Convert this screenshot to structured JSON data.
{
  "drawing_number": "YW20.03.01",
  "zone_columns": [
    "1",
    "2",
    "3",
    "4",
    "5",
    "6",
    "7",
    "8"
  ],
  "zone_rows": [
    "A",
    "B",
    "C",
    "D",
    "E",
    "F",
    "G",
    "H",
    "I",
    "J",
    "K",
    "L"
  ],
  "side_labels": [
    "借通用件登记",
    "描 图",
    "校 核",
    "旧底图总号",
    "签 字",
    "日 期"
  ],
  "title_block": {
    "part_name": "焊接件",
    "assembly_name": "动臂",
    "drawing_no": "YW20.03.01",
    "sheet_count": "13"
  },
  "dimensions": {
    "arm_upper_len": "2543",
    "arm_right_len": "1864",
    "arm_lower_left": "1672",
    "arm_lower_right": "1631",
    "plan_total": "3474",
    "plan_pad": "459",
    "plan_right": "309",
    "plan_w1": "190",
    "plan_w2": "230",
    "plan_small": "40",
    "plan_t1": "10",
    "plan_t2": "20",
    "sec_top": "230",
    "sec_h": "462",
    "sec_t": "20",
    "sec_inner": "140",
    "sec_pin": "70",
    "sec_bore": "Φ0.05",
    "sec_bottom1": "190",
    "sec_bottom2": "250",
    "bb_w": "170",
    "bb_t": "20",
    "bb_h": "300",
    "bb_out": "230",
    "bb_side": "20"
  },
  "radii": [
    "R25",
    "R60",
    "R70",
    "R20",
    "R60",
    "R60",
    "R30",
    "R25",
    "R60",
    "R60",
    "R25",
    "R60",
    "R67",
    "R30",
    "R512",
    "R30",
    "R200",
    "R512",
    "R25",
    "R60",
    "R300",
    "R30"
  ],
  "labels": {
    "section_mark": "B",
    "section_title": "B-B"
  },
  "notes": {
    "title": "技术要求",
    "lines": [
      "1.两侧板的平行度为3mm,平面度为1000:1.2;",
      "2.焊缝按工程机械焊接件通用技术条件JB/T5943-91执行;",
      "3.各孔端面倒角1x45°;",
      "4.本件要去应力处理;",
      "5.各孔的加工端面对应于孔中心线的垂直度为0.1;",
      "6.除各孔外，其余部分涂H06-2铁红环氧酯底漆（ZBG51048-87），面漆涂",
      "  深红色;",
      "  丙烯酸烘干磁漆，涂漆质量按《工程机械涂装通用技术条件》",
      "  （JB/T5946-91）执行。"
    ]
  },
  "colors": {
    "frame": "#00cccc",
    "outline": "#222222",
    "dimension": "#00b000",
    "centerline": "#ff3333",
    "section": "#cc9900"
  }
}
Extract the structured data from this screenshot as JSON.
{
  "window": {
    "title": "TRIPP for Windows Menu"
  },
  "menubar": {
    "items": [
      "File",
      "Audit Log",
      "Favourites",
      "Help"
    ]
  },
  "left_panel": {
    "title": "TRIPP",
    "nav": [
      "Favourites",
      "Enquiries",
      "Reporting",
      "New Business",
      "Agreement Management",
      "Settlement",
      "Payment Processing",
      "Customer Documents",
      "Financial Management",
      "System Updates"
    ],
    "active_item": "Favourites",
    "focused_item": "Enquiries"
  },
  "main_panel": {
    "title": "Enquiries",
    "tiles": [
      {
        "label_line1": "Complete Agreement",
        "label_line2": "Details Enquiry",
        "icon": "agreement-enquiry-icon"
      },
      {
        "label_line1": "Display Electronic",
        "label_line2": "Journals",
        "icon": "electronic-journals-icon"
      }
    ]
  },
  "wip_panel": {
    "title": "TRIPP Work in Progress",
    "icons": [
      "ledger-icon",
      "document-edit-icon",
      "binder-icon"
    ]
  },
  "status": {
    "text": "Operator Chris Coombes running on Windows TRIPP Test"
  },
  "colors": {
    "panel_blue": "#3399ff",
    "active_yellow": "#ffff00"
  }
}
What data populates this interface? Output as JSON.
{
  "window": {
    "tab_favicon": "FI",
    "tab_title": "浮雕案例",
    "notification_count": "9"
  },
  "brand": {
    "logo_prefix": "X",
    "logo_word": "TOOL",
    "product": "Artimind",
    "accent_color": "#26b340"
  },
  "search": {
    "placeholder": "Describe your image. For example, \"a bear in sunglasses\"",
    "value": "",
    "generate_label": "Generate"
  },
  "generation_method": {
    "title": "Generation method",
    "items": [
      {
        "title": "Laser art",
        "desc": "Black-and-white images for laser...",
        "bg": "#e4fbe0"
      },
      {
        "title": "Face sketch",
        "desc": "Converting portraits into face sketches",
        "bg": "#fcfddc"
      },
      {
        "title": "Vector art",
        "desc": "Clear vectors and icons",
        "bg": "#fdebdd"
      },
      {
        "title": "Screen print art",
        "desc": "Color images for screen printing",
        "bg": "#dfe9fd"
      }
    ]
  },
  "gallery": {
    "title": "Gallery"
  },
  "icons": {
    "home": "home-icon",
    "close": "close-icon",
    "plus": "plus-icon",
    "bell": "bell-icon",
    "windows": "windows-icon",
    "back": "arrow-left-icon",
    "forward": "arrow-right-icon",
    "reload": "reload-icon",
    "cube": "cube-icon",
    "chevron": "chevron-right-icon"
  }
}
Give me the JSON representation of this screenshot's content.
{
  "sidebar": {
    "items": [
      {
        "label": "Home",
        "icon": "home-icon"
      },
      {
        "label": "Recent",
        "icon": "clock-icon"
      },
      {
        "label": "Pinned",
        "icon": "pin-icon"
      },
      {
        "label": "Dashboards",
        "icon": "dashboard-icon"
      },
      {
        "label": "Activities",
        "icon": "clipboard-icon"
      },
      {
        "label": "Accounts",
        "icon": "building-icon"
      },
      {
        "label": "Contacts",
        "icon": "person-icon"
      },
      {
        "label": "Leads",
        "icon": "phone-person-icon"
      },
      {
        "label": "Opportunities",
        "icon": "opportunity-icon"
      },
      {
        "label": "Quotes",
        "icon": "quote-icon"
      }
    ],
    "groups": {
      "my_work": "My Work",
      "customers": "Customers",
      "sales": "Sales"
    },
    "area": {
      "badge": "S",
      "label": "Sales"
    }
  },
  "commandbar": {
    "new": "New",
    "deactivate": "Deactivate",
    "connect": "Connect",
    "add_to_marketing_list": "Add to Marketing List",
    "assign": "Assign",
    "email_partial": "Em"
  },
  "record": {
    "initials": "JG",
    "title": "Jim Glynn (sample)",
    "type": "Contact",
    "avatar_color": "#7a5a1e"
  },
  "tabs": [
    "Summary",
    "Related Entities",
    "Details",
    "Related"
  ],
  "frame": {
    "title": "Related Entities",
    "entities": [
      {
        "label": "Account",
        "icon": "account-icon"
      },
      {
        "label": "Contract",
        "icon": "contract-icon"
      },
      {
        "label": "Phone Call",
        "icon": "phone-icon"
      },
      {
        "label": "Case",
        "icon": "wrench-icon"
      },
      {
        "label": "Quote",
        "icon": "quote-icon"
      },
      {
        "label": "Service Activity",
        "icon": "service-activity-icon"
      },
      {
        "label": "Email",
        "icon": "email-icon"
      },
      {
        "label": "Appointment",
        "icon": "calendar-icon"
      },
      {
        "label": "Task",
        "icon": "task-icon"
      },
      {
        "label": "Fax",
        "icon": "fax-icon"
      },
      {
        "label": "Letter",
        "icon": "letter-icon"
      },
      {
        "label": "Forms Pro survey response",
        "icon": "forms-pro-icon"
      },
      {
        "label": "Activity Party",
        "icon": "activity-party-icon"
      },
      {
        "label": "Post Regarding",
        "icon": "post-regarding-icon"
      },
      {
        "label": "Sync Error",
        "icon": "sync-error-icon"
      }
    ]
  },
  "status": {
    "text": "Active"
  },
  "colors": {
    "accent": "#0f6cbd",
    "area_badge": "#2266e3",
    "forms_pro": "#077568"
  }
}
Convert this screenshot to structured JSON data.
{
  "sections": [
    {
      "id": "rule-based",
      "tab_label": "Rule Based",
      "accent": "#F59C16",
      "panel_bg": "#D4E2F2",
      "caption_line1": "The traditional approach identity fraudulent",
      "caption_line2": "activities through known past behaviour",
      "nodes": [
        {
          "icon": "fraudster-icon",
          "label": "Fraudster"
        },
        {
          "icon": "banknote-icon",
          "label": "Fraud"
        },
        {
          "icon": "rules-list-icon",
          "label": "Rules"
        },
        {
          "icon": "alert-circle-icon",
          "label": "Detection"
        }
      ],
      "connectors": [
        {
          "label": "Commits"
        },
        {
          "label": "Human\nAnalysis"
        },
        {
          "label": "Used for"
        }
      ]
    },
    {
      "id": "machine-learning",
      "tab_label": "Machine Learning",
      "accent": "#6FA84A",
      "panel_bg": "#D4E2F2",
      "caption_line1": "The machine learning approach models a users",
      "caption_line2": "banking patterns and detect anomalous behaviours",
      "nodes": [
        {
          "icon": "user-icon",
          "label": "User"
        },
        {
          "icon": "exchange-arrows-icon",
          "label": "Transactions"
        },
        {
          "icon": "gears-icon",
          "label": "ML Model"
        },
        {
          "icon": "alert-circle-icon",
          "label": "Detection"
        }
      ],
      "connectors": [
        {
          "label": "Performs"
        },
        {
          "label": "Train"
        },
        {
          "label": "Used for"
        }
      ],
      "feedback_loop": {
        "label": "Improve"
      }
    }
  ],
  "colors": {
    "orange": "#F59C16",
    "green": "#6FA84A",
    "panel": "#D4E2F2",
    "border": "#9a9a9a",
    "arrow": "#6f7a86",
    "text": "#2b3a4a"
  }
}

## WHAT YOU NEED TO DO:
Show the lines of the data that hold the word "Management".

## RESULT FOR THIS EXERCISE:
      "Agreement Management",
      "Financial Management",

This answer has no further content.